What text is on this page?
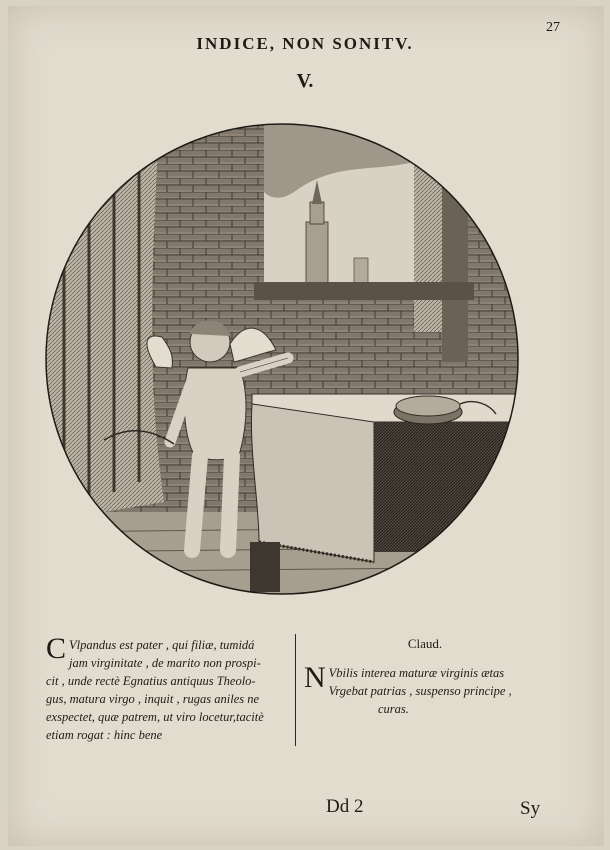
27
INDICE, NON SONITV.
V.
C Vlpandus est pater , qui filiæ, tumidá
jam virginitate , de marito non prospi-
cit , unde rectè Egnatius antiquus Theolo-
gus, matura virgo , inquit , rugas aniles ne
exspectet, quæ patrem, ut viro locetur,tacitè
etiam rogat : hinc bene
Claud.
N Vbilis interea maturæ virginis ætas
Vrgebat patrias , suspenso principe ,
curas.
Dd 2	Sy
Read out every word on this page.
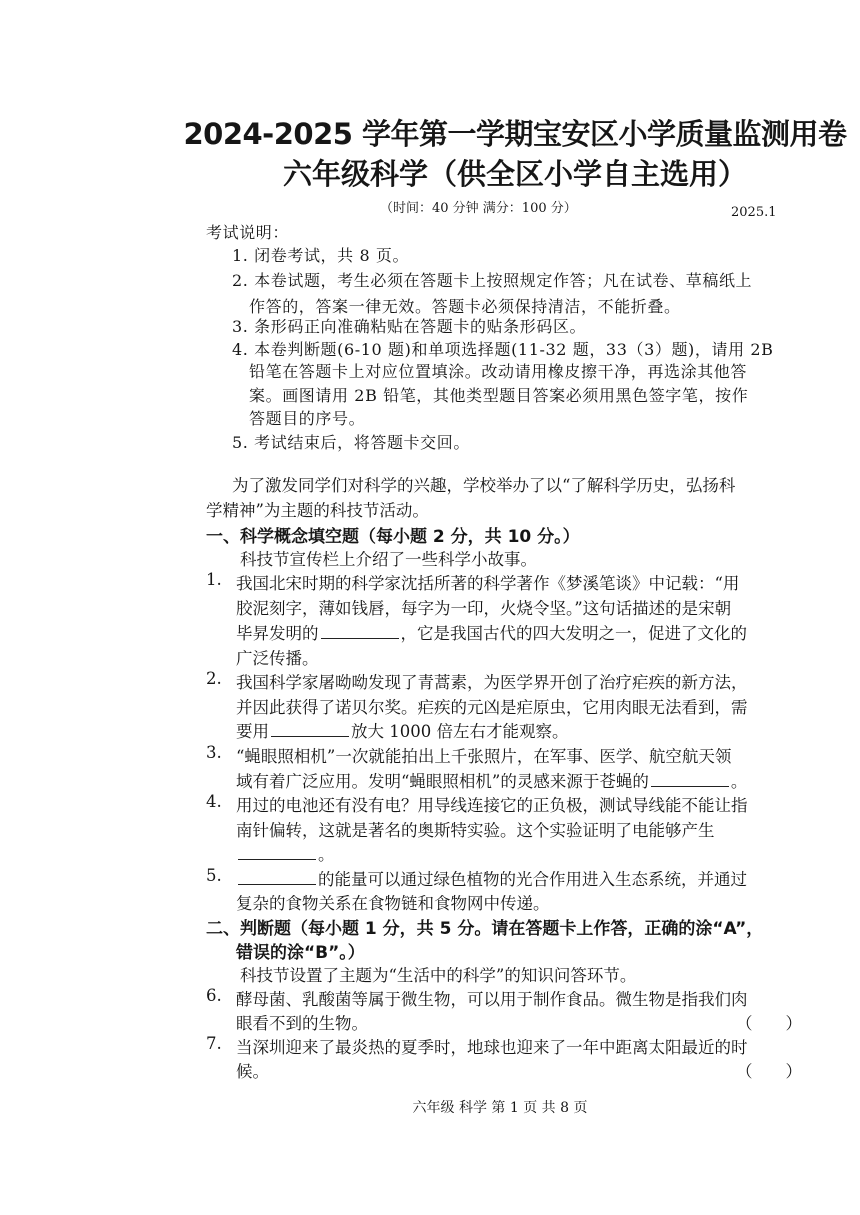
2024-2025 学年第一学期宝安区小学质量监测用卷
六年级科学（供全区小学自主选用）
（时间：40 分钟 满分：100 分）	2025.1
考试说明：
1. 闭卷考试，共 8 页。
2. 本卷试题，考生必须在答题卡上按照规定作答；凡在试卷、草稿纸上
作答的，答案一律无效。答题卡必须保持清洁，不能折叠。
3. 条形码正向准确粘贴在答题卡的贴条形码区。
4. 本卷判断题(6-10 题)和单项选择题(11-32 题，33（3）题)，请用 2B
铅笔在答题卡上对应位置填涂。改动请用橡皮擦干净，再选涂其他答
案。画图请用 2B 铅笔，其他类型题目答案必须用黑色签字笔，按作
答题目的序号。
5. 考试结束后，将答题卡交回。
为了激发同学们对科学的兴趣，学校举办了以“了解科学历史，弘扬科
学精神”为主题的科技节活动。
一、科学概念填空题（每小题 2 分，共 10 分。）
科技节宣传栏上介绍了一些科学小故事。
1. 我国北宋时期的科学家沈括所著的科学著作《梦溪笔谈》中记载：“用
胶泥刻字，薄如钱唇，每字为一印，火烧令坚。”这句话描述的是宋朝
毕昇发明的	，它是我国古代的四大发明之一，促进了文化的
广泛传播。
2. 我国科学家屠呦呦发现了青蒿素，为医学界开创了治疗疟疾的新方法，
并因此获得了诺贝尔奖。疟疾的元凶是疟原虫，它用肉眼无法看到，需
要用	放大 1000 倍左右才能观察。
3. “蝇眼照相机”一次就能拍出上千张照片，在军事、医学、航空航天领
域有着广泛应用。发明“蝇眼照相机”的灵感来源于苍蝇的	。
4. 用过的电池还有没有电？用导线连接它的正负极，测试导线能不能让指
南针偏转，这就是著名的奥斯特实验。这个实验证明了电能够产生
。
5.	的能量可以通过绿色植物的光合作用进入生态系统，并通过
复杂的食物关系在食物链和食物网中传递。
二、判断题（每小题 1 分，共 5 分。请在答题卡上作答，正确的涂“A”，
错误的涂“B”。）
科技节设置了主题为“生活中的科学”的知识问答环节。
6. 酵母菌、乳酸菌等属于微生物，可以用于制作食品。微生物是指我们肉
眼看不到的生物。	（　　）
7. 当深圳迎来了最炎热的夏季时，地球也迎来了一年中距离太阳最近的时
候。	（　　）
六年级 科学 第 1 页 共 8 页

EXERCISE DETAILS »
Reproduce all entries without any change, and omit the pictures.

EXERCISE ANSWER »
What text is on this page?
27
INDICE, NON SONITV.
V.
C Vlpandus est pater , qui filiæ, tumidá
jam virginitate , de marito non prospi-
cit , unde rectè Egnatius antiquus Theolo-
gus, matura virgo , inquit , rugas aniles ne
exspectet, quæ patrem, ut viro locetur,tacitè
etiam rogat : hinc bene
Claud.
N Vbilis interea maturæ virginis ætas
Vrgebat patrias , suspenso principe ,
curas.
Dd 2	Sy
Read out every word on this page.
2024-2025 学年第一学期宝安区小学质量监测用卷
六年级科学（供全区小学自主选用）
（时间：40 分钟 满分：100 分）	2025.1
考试说明：
1. 闭卷考试，共 8 页。
2. 本卷试题，考生必须在答题卡上按照规定作答；凡在试卷、草稿纸上
作答的，答案一律无效。答题卡必须保持清洁，不能折叠。
3. 条形码正向准确粘贴在答题卡的贴条形码区。
4. 本卷判断题(6-10 题)和单项选择题(11-32 题，33（3）题)，请用 2B
铅笔在答题卡上对应位置填涂。改动请用橡皮擦干净，再选涂其他答
案。画图请用 2B 铅笔，其他类型题目答案必须用黑色签字笔，按作
答题目的序号。
5. 考试结束后，将答题卡交回。
为了激发同学们对科学的兴趣，学校举办了以“了解科学历史，弘扬科
学精神”为主题的科技节活动。
一、科学概念填空题（每小题 2 分，共 10 分。）
科技节宣传栏上介绍了一些科学小故事。
1. 我国北宋时期的科学家沈括所著的科学著作《梦溪笔谈》中记载：“用
胶泥刻字，薄如钱唇，每字为一印，火烧令坚。”这句话描述的是宋朝
毕昇发明的	，它是我国古代的四大发明之一，促进了文化的
广泛传播。
2. 我国科学家屠呦呦发现了青蒿素，为医学界开创了治疗疟疾的新方法，
并因此获得了诺贝尔奖。疟疾的元凶是疟原虫，它用肉眼无法看到，需
要用	放大 1000 倍左右才能观察。
3. “蝇眼照相机”一次就能拍出上千张照片，在军事、医学、航空航天领
域有着广泛应用。发明“蝇眼照相机”的灵感来源于苍蝇的	。
4. 用过的电池还有没有电？用导线连接它的正负极，测试导线能不能让指
南针偏转，这就是著名的奥斯特实验。这个实验证明了电能够产生
。
5.	的能量可以通过绿色植物的光合作用进入生态系统，并通过
复杂的食物关系在食物链和食物网中传递。
二、判断题（每小题 1 分，共 5 分。请在答题卡上作答，正确的涂“A”，
错误的涂“B”。）
科技节设置了主题为“生活中的科学”的知识问答环节。
6. 酵母菌、乳酸菌等属于微生物，可以用于制作食品。微生物是指我们肉
眼看不到的生物。	（　　）
7. 当深圳迎来了最炎热的夏季时，地球也迎来了一年中距离太阳最近的时
候。	（　　）
六年级 科学 第 1 页 共 8 页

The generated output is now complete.